• WHAT IS BEING ASKED: Count every line below that contains "pontos", then state the total with no other output.

[Stored data entries]

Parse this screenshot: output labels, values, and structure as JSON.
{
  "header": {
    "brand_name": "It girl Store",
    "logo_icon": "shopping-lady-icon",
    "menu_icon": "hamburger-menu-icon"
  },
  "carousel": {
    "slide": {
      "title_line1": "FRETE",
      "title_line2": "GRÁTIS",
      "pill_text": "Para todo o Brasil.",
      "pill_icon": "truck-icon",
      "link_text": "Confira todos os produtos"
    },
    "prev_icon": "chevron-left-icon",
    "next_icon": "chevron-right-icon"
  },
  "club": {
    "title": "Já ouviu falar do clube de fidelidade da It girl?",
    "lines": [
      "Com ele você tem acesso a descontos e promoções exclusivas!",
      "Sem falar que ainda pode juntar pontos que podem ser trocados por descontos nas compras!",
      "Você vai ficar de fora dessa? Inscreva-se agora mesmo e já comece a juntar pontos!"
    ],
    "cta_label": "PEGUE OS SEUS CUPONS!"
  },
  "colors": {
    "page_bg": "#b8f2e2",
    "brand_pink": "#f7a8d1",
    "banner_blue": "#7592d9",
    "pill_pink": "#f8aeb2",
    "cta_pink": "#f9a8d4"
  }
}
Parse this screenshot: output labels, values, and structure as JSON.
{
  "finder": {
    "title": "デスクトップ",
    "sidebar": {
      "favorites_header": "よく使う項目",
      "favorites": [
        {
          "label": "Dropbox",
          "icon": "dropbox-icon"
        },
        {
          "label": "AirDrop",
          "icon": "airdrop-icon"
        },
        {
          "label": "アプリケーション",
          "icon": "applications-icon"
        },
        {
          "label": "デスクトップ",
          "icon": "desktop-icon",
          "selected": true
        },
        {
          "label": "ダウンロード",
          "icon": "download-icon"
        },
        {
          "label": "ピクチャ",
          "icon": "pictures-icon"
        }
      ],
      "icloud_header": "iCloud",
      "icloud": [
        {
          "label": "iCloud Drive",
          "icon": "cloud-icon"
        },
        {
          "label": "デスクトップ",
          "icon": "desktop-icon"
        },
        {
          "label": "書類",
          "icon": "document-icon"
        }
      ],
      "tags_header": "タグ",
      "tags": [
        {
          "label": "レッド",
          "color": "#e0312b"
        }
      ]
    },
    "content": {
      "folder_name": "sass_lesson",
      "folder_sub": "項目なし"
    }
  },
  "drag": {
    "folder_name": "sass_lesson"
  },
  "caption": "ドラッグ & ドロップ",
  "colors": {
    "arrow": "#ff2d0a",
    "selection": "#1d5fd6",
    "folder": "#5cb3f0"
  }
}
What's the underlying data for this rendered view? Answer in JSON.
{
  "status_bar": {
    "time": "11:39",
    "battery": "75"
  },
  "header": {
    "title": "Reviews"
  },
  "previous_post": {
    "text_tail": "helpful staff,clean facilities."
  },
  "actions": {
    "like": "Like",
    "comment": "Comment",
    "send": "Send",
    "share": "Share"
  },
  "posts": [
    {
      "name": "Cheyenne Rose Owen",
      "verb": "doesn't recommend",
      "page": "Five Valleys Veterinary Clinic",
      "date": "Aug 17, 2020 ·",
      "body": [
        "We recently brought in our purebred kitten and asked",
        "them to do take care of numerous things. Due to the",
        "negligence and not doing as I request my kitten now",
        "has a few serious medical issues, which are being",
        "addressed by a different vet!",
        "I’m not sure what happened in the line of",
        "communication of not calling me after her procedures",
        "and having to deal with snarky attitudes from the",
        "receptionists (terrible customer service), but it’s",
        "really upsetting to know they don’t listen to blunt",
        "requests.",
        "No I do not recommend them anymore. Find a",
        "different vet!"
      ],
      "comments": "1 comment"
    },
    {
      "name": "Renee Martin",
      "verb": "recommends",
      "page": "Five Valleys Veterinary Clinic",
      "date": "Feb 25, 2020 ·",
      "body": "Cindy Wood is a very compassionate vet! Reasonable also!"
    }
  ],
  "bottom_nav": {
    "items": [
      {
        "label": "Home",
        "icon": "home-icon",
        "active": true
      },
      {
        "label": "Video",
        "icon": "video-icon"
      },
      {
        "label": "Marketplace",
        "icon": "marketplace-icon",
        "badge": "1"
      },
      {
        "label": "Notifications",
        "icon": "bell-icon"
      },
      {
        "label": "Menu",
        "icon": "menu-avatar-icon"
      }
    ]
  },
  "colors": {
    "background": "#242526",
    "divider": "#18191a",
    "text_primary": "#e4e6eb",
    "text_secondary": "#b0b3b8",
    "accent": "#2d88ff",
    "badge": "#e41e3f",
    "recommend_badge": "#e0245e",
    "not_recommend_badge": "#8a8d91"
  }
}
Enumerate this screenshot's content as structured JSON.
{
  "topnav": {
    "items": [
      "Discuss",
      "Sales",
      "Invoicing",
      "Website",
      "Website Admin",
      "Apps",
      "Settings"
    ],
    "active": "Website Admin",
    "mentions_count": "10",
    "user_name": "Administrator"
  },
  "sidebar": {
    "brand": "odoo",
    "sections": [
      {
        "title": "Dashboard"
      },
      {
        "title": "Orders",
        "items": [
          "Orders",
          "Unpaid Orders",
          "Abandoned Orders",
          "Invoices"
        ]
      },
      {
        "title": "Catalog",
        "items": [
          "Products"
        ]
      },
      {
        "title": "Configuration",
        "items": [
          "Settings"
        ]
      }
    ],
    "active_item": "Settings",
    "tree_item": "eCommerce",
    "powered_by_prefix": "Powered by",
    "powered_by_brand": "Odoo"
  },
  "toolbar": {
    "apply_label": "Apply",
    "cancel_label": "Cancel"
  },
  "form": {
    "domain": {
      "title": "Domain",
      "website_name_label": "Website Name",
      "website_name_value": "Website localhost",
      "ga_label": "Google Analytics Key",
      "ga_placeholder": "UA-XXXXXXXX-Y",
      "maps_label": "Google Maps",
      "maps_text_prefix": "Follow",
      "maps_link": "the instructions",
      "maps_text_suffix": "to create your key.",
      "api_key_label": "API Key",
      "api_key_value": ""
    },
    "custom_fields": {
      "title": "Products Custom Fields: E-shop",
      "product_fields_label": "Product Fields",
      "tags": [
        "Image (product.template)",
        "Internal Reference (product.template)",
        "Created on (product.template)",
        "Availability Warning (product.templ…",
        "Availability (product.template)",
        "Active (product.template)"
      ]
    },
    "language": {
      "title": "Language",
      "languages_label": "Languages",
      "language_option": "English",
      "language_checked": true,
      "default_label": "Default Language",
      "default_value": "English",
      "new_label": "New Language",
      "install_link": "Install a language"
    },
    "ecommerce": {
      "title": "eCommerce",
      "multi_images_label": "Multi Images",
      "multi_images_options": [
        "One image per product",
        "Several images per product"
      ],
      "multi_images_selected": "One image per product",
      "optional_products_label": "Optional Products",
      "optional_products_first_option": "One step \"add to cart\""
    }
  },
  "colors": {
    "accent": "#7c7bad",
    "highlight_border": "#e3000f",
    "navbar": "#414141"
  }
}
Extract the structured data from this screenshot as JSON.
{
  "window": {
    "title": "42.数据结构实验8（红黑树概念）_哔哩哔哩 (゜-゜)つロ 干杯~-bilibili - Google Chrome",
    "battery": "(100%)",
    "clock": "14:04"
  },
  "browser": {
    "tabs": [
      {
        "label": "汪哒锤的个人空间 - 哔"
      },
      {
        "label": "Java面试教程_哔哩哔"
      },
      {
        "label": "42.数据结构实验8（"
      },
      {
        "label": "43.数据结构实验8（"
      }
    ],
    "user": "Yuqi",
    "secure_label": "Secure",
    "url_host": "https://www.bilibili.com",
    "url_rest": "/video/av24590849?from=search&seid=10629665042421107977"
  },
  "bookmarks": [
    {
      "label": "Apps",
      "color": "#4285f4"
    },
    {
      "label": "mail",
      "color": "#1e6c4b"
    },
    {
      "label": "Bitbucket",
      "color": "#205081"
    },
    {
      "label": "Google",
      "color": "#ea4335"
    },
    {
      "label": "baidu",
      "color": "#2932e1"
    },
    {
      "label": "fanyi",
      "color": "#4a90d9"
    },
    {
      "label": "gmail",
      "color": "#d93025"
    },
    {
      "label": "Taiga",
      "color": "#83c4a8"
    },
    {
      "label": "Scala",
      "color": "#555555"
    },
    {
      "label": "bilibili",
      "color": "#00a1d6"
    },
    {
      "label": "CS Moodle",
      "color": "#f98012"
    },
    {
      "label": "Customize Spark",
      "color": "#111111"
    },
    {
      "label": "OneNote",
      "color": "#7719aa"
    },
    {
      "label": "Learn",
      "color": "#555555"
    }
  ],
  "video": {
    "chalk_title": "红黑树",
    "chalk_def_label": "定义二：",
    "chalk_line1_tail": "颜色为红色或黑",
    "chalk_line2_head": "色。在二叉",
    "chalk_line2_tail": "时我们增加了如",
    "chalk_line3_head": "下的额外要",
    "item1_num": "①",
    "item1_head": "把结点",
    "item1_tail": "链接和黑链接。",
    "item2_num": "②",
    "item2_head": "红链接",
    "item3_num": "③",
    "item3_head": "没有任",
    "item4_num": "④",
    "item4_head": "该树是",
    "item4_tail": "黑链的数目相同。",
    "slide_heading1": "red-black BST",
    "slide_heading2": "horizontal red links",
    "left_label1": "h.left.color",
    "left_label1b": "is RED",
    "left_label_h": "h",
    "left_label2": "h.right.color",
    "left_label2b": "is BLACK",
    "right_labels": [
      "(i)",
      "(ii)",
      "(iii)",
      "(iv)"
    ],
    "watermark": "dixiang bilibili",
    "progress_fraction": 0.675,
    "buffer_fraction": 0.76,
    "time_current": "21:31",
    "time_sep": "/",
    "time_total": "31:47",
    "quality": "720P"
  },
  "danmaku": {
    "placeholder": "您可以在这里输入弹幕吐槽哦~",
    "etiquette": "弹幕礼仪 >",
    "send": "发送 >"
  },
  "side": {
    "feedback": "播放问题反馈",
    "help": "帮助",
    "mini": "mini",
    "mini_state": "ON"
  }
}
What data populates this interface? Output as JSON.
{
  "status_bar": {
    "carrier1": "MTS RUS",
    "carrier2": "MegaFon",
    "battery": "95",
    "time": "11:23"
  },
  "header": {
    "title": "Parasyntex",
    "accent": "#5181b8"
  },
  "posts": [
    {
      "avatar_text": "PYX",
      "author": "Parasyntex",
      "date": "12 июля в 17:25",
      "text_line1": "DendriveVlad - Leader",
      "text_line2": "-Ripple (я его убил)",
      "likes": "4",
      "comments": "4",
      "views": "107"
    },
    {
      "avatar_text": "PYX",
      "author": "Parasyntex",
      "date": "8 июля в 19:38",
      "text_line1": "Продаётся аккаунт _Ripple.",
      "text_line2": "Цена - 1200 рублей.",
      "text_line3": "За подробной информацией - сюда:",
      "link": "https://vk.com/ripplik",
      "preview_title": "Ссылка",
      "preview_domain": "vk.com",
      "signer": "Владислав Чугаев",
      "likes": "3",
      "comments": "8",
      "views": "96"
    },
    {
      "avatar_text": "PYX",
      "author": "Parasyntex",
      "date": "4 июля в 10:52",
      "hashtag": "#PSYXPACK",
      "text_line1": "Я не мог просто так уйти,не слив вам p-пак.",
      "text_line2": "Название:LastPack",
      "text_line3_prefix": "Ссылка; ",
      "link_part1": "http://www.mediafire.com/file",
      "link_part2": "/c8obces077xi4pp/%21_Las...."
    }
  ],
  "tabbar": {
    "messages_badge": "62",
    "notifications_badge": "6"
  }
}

• COMPLETE ANSWER: 2